▶ Exercise: Provide nothing but the number of lines containing the string "heading".

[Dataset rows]
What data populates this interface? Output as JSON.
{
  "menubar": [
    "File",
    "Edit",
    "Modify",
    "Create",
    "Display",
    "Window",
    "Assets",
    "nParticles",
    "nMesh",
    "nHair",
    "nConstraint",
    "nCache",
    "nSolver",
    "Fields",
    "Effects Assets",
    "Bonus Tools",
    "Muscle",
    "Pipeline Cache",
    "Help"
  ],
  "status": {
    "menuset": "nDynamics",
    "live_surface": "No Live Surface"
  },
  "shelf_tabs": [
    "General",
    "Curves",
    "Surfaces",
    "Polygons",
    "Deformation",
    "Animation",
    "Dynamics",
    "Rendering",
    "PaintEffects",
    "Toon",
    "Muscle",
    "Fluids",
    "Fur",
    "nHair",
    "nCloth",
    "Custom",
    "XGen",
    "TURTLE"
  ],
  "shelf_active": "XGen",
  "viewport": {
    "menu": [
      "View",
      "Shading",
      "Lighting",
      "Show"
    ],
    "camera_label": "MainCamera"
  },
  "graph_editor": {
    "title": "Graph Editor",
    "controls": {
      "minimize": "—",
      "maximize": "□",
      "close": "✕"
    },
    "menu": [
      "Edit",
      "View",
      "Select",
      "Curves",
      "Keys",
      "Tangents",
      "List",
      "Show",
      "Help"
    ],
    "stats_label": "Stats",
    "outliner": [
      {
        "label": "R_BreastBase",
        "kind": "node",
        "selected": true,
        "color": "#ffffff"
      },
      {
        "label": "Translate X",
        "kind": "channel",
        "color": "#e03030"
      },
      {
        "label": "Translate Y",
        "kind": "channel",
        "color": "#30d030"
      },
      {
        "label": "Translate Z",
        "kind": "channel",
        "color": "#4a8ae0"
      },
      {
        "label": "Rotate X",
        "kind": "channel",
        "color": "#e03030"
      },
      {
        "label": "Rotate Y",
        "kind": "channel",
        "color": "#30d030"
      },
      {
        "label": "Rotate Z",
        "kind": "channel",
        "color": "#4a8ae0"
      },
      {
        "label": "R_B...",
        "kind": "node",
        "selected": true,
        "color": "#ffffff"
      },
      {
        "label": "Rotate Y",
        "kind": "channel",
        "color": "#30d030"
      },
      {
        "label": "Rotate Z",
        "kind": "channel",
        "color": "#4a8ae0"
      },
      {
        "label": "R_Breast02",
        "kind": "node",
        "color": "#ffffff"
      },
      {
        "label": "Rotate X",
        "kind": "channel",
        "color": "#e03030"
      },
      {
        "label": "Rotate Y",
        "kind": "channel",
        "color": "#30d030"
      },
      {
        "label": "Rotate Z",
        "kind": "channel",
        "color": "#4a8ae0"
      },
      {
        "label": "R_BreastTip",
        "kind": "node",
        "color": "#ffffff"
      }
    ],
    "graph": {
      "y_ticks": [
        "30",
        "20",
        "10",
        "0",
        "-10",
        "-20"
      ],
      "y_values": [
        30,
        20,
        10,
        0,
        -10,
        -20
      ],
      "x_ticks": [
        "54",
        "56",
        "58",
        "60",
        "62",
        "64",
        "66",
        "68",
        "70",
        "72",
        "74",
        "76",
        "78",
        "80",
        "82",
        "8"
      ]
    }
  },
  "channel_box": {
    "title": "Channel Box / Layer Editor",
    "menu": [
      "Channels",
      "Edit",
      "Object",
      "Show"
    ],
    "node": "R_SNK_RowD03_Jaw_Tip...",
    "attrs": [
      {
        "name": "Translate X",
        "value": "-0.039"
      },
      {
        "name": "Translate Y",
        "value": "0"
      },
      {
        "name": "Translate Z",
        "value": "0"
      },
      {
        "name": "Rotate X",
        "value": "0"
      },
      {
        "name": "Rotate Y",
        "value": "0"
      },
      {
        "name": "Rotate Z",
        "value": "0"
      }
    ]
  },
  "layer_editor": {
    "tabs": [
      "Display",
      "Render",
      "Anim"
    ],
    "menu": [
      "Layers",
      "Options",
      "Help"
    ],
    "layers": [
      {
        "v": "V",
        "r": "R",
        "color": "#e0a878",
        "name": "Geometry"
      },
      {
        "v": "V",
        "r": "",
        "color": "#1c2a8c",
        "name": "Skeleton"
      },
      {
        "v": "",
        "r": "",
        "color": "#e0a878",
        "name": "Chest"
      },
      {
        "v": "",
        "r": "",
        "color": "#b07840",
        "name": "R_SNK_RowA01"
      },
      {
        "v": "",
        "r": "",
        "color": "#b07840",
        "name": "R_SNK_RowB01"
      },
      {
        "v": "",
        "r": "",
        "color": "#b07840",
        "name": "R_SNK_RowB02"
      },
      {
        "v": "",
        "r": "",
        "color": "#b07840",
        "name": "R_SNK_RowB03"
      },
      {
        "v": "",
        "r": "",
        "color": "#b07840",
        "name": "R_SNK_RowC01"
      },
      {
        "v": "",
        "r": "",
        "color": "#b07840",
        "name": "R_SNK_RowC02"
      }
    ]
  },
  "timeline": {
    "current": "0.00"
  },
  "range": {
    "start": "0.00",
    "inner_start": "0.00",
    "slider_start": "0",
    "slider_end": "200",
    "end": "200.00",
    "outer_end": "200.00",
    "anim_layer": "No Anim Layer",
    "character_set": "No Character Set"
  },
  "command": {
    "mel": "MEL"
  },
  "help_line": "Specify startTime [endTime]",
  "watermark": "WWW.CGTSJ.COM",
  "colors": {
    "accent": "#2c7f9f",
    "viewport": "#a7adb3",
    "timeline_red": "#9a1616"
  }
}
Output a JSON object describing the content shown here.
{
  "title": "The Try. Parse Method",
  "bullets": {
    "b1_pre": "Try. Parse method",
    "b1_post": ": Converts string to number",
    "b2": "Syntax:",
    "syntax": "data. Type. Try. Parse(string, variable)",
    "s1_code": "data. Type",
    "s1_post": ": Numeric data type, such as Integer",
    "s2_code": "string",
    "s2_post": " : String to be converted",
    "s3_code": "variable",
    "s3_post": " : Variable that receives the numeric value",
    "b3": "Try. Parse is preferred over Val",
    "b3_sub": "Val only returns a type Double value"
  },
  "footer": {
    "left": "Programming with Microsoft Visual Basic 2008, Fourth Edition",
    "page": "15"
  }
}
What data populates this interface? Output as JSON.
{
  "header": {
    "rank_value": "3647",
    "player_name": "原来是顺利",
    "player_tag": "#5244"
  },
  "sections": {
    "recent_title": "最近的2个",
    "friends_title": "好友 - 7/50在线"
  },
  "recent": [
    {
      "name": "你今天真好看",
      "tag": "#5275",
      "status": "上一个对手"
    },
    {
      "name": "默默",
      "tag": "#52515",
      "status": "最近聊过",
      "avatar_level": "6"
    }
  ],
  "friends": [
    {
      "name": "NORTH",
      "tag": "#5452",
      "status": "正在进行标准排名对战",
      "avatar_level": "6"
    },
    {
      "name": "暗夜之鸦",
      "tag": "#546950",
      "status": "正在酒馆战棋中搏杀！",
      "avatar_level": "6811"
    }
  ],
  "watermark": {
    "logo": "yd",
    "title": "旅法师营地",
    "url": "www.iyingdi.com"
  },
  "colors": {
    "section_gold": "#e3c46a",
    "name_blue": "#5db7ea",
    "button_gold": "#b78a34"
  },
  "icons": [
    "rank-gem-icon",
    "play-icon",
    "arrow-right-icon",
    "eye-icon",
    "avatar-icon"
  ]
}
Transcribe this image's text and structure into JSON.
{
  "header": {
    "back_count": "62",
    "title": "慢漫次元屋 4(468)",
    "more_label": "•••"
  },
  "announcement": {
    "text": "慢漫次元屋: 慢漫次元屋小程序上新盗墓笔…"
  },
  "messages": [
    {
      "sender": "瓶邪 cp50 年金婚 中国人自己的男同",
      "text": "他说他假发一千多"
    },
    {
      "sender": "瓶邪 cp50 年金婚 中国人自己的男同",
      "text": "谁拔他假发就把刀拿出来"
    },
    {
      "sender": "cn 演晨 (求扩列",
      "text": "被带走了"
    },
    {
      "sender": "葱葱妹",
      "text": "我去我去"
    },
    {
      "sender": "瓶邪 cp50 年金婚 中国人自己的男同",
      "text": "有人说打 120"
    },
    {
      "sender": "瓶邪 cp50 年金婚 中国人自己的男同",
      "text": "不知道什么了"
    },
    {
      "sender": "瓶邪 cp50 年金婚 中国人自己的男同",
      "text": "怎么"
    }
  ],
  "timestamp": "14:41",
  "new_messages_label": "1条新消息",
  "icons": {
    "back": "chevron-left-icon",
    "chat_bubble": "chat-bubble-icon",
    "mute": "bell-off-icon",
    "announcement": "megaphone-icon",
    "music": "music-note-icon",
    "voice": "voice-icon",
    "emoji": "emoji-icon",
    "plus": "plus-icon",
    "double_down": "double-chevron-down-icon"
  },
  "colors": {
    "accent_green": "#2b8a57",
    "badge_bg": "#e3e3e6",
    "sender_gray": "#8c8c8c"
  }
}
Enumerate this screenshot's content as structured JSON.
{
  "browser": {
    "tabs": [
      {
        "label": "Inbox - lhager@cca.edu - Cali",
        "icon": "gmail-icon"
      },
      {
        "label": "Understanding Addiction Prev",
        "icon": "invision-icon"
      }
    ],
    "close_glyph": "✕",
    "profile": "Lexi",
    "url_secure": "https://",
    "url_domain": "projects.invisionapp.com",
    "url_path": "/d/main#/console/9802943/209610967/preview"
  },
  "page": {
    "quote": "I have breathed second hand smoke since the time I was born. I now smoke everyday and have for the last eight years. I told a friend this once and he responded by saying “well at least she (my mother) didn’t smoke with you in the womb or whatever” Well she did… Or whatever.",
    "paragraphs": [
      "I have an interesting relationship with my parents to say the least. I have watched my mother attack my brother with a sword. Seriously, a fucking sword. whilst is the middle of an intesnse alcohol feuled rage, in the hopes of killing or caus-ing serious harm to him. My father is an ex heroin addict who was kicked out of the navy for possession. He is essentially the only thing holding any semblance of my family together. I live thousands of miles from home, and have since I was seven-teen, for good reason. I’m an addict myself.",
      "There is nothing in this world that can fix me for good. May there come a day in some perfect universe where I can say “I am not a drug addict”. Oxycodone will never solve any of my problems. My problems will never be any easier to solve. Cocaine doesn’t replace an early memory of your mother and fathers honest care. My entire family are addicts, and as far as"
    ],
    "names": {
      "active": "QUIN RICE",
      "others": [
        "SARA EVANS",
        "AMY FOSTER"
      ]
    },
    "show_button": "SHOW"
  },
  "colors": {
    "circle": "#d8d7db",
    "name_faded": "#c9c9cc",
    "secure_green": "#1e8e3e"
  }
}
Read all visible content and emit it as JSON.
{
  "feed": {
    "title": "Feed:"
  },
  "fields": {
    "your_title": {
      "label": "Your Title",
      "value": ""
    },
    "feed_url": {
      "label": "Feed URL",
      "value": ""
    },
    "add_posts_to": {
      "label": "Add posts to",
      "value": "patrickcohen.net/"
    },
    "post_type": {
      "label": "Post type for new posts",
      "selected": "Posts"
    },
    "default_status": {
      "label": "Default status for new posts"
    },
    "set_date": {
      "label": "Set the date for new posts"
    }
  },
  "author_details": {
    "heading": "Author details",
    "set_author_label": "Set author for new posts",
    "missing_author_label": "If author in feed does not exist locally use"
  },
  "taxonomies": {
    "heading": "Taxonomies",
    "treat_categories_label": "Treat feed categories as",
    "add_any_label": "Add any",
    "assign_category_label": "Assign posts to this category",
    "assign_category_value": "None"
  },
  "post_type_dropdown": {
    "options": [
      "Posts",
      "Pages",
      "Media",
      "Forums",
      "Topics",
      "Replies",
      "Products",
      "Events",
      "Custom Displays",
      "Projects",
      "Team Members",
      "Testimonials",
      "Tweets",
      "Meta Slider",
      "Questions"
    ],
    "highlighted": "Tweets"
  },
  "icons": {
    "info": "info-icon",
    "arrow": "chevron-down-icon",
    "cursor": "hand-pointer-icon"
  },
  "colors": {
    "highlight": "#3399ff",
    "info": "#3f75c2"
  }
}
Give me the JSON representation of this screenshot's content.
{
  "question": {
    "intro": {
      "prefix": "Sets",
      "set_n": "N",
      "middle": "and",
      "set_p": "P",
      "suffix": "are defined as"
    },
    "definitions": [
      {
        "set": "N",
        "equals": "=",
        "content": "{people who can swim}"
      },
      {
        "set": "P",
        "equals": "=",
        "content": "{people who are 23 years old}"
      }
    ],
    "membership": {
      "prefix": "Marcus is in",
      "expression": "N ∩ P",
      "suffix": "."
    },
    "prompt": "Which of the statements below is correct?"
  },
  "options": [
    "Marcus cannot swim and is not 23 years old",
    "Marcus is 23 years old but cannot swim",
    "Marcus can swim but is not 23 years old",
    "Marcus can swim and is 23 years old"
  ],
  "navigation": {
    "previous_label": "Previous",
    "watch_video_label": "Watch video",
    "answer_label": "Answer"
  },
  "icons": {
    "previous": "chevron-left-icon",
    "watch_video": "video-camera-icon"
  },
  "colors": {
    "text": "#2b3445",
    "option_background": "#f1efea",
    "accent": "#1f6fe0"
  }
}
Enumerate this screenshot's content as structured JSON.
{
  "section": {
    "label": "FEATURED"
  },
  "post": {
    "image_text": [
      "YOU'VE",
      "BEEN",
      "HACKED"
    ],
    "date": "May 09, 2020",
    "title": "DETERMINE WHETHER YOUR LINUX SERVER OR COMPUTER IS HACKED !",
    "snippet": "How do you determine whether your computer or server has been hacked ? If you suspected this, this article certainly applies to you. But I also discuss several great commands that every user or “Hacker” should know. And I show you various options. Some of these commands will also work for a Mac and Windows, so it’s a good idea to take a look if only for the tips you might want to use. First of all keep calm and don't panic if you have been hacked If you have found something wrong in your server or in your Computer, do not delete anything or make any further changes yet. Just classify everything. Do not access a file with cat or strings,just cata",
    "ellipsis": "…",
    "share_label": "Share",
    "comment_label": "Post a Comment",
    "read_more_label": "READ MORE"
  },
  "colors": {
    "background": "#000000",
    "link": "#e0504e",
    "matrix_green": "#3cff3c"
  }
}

▶ The result: 2